First for some explanation:

What does the scalar product "$\cdot$" do? If you look at this picture: http://upload.wikimedia.org/wikipedia/commons/3/3e/Dot_Product.svg you can see that it gives you the length of $A$ in $B$ direction. What does it mean? You can picture it like this:

If the sun shines onto the vectors straight from above, the shadow of $A$ cast onto $B$ is exactly the length of $A$ in the direction of $B$.

The scalar product is defined to be \vec{A} \cdot \vec{B} = |\vec{A}| |\vec{B}| \cos \Theta so you know how to calculate this length: $|A| cos \Theta = \frac{\vec{A} \cdot \vec{B}}{|\vec{B}|}$. In your case $\vec{B} = \vec{e}_a$ is a unit vector so its length is one and therefore you get $\vec{b} \cdot \vec{e}_a = |\vec{b}| \cos \Theta$ which is the length of $\vec{b}$ in the direction of $\vec{a}$.

** DATASET EXCERPTS **

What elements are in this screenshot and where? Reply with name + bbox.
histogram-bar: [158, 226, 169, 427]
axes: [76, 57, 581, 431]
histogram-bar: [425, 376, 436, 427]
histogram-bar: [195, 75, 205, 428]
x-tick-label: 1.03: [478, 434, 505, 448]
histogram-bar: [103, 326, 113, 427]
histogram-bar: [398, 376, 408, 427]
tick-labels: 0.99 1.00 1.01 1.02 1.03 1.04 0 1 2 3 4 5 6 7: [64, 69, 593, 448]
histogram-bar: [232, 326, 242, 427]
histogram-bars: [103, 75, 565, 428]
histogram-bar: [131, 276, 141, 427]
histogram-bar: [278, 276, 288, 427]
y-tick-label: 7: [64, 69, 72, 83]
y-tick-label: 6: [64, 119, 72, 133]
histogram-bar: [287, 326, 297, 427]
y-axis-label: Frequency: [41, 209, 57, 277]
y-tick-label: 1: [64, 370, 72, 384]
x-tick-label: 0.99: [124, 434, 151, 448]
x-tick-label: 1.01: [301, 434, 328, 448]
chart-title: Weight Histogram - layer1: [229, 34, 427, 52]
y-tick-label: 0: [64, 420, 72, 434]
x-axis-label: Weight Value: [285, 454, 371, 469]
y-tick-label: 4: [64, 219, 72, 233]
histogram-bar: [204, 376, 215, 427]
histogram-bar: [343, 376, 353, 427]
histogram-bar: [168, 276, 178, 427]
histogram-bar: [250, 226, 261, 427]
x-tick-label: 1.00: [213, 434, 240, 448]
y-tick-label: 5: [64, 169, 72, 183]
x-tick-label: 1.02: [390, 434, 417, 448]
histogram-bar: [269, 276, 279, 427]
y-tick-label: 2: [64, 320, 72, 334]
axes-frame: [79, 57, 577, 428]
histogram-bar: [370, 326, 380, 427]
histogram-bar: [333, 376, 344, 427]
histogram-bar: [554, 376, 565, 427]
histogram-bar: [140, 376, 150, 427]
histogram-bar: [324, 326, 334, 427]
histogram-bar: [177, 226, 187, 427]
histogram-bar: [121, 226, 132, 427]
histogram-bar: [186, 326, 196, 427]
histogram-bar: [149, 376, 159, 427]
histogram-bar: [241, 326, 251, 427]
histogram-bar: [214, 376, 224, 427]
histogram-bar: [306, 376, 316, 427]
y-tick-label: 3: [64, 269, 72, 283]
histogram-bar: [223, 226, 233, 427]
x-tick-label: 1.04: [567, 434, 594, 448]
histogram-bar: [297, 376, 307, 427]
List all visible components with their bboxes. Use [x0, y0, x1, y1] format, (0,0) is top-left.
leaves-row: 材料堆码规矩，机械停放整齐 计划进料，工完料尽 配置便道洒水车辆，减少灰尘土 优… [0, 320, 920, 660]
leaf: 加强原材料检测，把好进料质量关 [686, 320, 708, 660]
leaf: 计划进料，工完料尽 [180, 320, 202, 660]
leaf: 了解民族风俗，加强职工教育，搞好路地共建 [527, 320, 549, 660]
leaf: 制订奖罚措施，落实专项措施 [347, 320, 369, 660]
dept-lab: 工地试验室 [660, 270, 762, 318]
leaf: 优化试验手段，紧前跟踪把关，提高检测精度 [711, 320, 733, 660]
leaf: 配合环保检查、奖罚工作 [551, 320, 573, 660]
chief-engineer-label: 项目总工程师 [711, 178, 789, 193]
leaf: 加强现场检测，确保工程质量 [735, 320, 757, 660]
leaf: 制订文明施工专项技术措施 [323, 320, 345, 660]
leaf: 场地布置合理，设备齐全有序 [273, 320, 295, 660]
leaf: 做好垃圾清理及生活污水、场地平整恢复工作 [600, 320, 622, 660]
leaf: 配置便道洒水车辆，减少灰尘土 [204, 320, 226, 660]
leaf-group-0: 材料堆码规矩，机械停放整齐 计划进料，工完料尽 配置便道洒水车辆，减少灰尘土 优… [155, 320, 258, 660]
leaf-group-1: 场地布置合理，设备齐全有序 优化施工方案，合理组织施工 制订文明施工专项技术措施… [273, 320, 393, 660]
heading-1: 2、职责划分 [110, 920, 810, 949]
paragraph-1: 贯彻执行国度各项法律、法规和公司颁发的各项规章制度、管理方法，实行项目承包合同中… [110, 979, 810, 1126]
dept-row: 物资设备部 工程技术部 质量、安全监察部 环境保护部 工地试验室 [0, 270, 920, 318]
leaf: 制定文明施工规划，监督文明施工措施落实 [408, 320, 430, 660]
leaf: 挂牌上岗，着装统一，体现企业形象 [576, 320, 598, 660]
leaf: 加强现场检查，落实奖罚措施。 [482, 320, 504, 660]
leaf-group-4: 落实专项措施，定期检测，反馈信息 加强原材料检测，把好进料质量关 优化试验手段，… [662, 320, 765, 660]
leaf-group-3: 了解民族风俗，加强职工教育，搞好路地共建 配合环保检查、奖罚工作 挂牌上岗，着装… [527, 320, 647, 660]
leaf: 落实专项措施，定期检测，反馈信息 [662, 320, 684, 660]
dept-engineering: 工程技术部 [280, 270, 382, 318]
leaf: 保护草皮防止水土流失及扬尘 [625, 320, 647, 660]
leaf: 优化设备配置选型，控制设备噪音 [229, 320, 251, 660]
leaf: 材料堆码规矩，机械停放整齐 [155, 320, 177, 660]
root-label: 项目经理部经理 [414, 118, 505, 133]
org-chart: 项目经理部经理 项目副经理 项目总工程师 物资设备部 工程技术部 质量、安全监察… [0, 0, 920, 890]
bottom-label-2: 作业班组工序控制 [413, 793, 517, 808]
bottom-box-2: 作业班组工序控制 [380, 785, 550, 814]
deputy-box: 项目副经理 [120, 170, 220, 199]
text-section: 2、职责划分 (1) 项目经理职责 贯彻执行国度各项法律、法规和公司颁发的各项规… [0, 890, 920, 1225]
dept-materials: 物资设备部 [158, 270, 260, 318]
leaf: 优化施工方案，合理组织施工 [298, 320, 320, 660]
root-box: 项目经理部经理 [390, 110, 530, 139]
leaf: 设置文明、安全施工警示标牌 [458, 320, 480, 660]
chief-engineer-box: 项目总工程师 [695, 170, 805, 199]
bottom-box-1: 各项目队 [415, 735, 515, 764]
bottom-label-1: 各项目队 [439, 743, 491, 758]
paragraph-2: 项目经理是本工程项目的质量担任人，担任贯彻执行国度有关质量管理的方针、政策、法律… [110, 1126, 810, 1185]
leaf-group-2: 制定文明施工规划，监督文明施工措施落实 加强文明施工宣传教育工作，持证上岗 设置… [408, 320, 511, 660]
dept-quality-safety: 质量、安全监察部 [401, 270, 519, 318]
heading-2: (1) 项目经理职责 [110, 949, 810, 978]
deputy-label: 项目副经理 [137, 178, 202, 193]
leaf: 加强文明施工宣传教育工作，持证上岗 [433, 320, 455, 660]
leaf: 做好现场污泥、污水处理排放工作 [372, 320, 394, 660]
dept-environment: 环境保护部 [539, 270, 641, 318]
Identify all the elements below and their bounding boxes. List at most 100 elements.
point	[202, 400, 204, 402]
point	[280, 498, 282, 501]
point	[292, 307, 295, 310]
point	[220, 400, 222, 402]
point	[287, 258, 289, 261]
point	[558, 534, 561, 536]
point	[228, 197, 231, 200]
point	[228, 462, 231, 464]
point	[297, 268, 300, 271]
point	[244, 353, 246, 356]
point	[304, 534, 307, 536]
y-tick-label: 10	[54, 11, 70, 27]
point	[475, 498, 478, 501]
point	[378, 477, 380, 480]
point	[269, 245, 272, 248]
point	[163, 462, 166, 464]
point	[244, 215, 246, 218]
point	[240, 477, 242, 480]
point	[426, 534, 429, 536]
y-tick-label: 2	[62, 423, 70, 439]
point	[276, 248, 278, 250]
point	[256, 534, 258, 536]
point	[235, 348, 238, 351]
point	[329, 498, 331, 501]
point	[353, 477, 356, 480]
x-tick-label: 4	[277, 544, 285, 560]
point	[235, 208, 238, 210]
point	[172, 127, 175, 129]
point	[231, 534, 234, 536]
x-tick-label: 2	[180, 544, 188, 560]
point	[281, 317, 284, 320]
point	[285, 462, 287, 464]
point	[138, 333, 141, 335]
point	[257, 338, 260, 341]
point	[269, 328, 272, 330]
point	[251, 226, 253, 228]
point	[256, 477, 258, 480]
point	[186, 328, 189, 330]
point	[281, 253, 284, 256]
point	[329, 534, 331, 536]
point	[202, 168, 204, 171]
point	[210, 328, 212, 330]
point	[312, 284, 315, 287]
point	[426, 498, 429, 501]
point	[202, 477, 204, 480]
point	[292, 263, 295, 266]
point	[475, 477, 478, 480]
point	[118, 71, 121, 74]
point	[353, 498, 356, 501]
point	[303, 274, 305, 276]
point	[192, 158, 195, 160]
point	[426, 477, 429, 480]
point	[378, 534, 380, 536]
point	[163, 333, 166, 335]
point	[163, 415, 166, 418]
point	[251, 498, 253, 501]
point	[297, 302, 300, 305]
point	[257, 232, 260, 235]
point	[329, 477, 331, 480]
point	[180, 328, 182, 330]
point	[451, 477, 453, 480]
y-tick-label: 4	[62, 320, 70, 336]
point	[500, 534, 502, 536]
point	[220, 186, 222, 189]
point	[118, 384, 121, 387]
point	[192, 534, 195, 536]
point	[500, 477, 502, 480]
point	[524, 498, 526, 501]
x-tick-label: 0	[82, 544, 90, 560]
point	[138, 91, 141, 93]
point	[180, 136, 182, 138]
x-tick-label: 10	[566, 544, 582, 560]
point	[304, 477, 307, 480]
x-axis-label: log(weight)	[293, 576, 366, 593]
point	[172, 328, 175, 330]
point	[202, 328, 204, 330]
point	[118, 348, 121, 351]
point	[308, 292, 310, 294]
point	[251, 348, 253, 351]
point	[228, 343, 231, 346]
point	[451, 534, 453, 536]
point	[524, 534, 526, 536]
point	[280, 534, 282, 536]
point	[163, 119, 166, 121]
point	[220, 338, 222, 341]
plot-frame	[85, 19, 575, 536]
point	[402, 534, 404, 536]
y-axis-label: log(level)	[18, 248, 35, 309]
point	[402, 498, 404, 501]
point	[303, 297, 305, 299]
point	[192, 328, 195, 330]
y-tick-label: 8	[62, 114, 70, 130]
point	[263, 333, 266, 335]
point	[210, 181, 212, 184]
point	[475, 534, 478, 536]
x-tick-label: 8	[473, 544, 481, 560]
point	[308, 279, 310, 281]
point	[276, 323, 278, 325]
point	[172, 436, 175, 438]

** WORK INSTRUCTIONS **
[1] Decide whether each statement agrees with the scalar product explanation: (a) in the shadow picture, the sun shines onto the vectors from the side; (b) the vector $\vec{e}_a$ has length one; (c) the scalar product gives the length of $B$ in the direction of $A$. Answer yes or no for each, and quote the words from the explanation that settle it.
[2] Repeat the part of the scalar product explanation between "First for some" and "direction of $B$.", inclusive.

** RESPONSES BY TASK **
[1]
(a) No: "If the sun shines onto the vectors straight from above"
(b) Yes: "is a unit vector so its length is one"
(c) No: "it gives you the length of $A$ in $B$ direction"

[2]
First for some explanation:

What does the scalar product "$\cdot$" do? If you look at this picture: http://upload.wikimedia.org/wikipedia/commons/3/3e/Dot_Product.svg you can see that it gives you the length of $A$ in $B$ direction. What does it mean? You can picture it like this:

If the sun shines onto the vectors straight from above, the shadow of $A$ cast onto $B$ is exactly the length of $A$ in the direction of $B$.